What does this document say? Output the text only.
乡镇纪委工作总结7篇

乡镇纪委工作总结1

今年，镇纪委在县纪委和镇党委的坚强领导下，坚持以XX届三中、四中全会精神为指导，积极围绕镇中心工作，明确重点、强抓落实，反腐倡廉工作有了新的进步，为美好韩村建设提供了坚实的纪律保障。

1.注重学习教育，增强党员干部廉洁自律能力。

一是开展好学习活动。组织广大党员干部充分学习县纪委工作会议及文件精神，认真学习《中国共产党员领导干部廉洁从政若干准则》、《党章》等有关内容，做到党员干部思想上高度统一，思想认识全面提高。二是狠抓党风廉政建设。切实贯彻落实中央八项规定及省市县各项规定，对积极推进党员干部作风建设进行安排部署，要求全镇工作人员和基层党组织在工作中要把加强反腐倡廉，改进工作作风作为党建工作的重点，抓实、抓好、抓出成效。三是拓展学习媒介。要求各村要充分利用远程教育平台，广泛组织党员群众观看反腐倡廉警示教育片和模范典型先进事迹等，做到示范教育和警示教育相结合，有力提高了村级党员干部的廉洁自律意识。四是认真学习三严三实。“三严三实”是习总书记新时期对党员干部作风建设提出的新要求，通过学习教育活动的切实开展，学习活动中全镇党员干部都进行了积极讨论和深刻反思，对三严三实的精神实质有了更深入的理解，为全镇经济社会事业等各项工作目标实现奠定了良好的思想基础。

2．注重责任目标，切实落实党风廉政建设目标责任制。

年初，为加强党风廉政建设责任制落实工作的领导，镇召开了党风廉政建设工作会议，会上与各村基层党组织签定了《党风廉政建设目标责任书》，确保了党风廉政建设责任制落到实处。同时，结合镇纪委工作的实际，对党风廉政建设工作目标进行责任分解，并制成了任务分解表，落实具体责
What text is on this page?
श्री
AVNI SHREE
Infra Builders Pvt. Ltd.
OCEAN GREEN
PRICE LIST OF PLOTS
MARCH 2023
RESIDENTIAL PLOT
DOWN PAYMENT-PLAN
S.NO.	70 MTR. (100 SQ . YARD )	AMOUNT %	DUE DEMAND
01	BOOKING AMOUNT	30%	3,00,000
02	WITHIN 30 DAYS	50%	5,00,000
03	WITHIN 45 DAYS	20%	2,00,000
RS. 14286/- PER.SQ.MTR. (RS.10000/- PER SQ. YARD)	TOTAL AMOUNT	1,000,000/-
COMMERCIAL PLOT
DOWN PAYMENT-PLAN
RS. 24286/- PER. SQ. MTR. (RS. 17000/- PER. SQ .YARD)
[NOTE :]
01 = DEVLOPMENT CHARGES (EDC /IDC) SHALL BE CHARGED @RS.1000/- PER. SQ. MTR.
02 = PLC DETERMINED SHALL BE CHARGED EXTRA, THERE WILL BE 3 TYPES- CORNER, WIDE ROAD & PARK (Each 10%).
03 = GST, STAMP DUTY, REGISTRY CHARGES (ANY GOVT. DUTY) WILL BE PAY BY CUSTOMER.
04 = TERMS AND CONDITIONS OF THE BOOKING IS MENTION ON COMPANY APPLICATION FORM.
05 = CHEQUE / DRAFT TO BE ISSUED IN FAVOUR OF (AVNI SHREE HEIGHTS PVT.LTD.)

* [Short exercise]:
Identify each line holding the string "SHREE", and copy it out.

* [Solved exercise]:
AVNI SHREE
05 = CHEQUE / DRAFT TO BE ISSUED IN FAVOUR OF (AVNI SHREE HEIGHTS PVT.LTD.)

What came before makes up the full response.